PROBLEM TO SOLVE:
Every line that contains the word "dass" should be copied.

Excerpt from a dataset:
_ _ _ _

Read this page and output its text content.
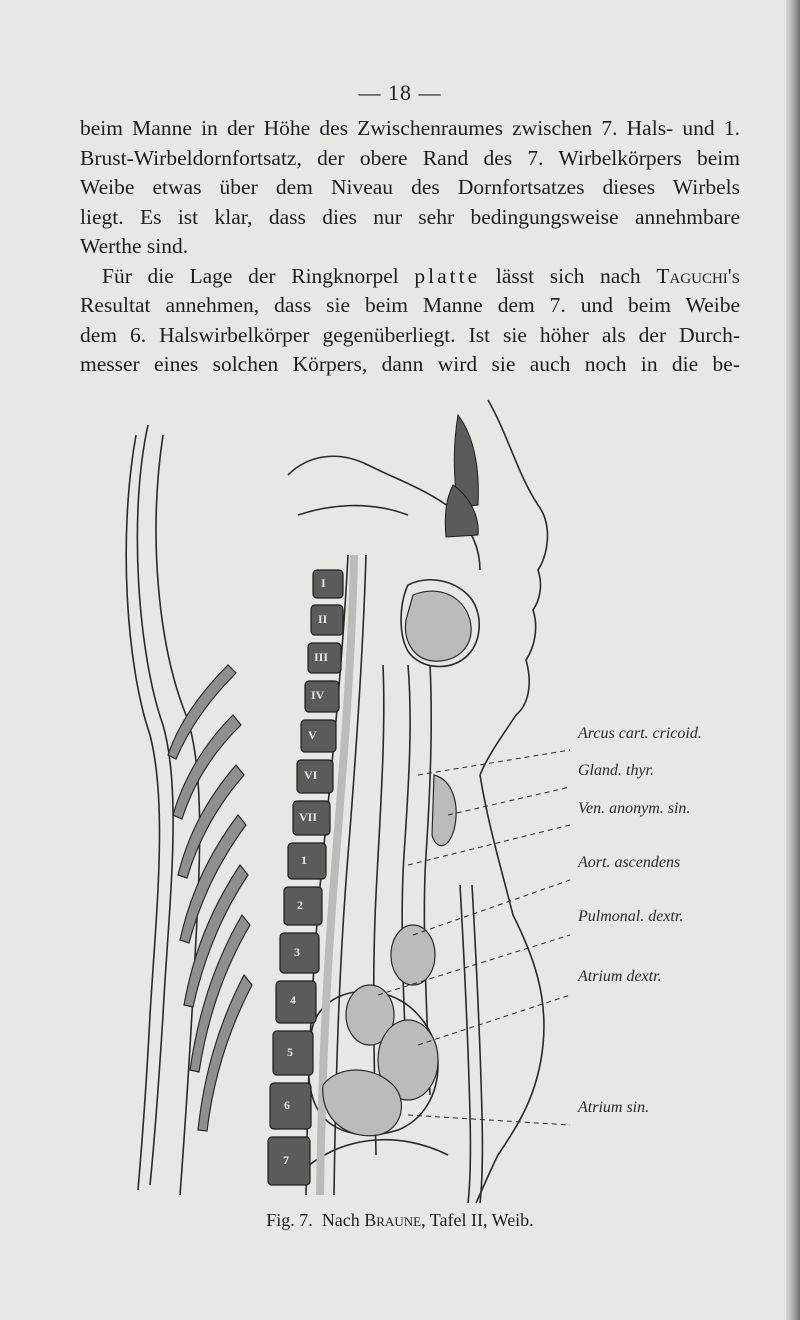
— 18 —

beim Manne in der Höhe des Zwischenraumes zwischen 7. Hals- und 1.
Brust-Wirbeldornfortsatz, der obere Rand des 7. Wirbelkörpers beim
Weibe etwas über dem Niveau des Dornfortsatzes dieses Wirbels
liegt. Es ist klar, dass dies nur sehr bedingungsweise annehmbare
Werthe sind.

Für die Lage der Ringknorpel platte lässt sich nach Taguchi's
Resultat annehmen, dass sie beim Manne dem 7. und beim Weibe
dem 6. Halswirbelkörper gegenüberliegt. Ist sie höher als der Durch-
messer eines solchen Körpers, dann wird sie auch noch in die be-

I
II
III
IV
V
VI
VII
1
2
3
4
5
6
7
Arcus cart. cricoid.
Gland. thyr.
Ven. anonym. sin.
Aort. ascendens
Pulmonal. dextr.
Atrium dextr.
Atrium sin.
Fig. 7. Nach Braune, Tafel II, Weib.
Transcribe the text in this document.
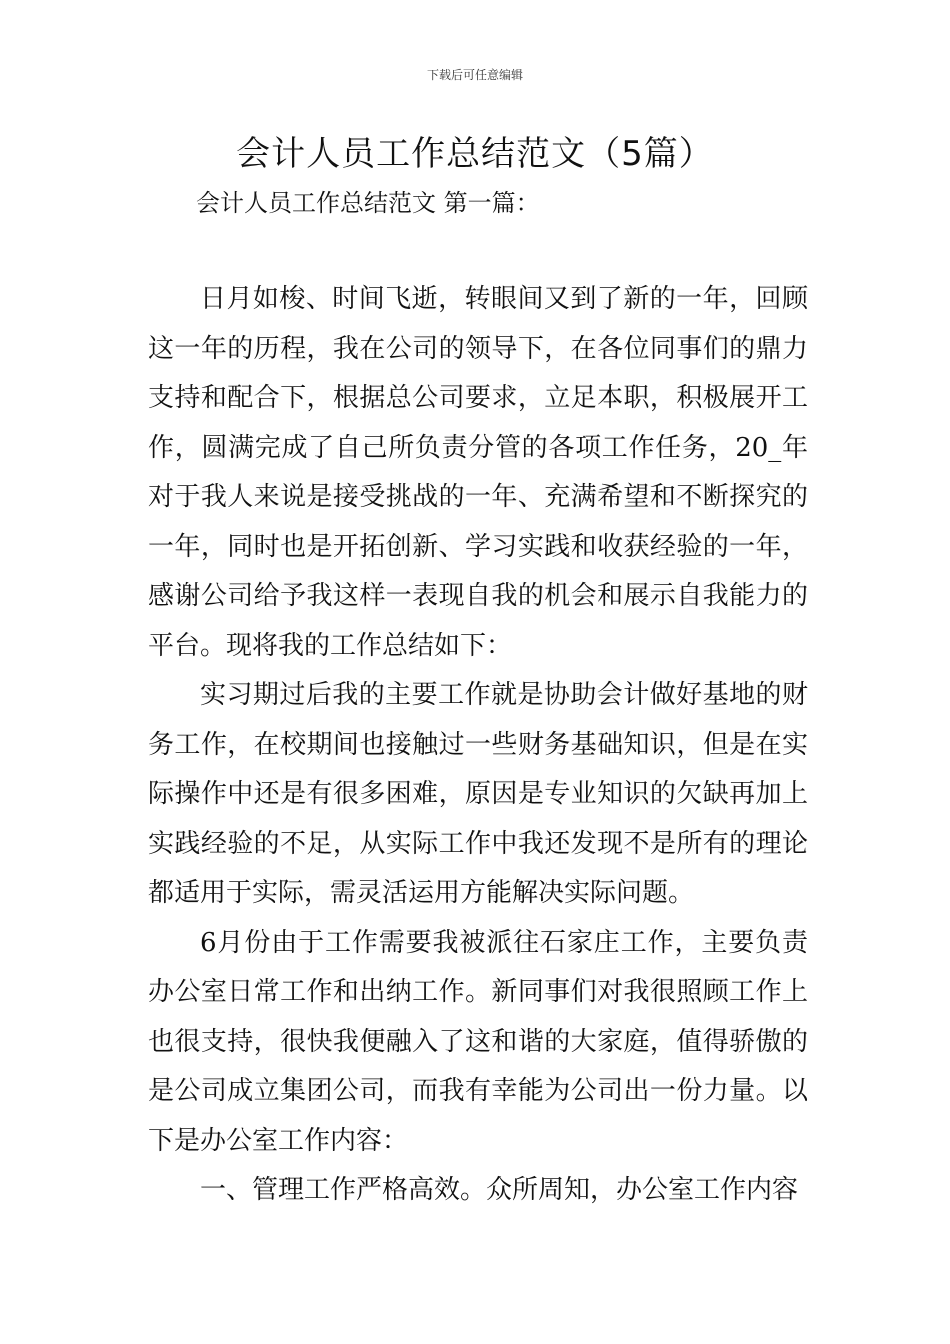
下载后可任意编辑
会计人员工作总结范文（5篇）
会计人员工作总结范文 第一篇：

日月如梭、时间飞逝，转眼间又到了新的一年，回顾这一年的历程，我在公司的领导下，在各位同事们的鼎力支持和配合下，根据总公司要求，立足本职，积极展开工作，圆满完成了自己所负责分管的各项工作任务，20_年对于我人来说是接受挑战的一年、充满希望和不断探究的一年，同时也是开拓创新、学习实践和收获经验的一年，感谢公司给予我这样一表现自我的机会和展示自我能力的平台。现将我的工作总结如下：

实习期过后我的主要工作就是协助会计做好基地的财务工作，在校期间也接触过一些财务基础知识，但是在实际操作中还是有很多困难，原因是专业知识的欠缺再加上实践经验的不足，从实际工作中我还发现不是所有的理论都适用于实际，需灵活运用方能解决实际问题。

6月份由于工作需要我被派往石家庄工作，主要负责办公室日常工作和出纳工作。新同事们对我很照顾工作上也很支持，很快我便融入了这和谐的大家庭，值得骄傲的是公司成立集团公司，而我有幸能为公司出一份力量。以下是办公室工作内容：

一、管理工作严格高效。众所周知，办公室工作内容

_ _ _ _

TASK OUTPUT:
liegt. Es ist klar, dass dies nur sehr bedingungsweise annehmbare
Resultat annehmen, dass sie beim Manne dem 7. und beim Weibe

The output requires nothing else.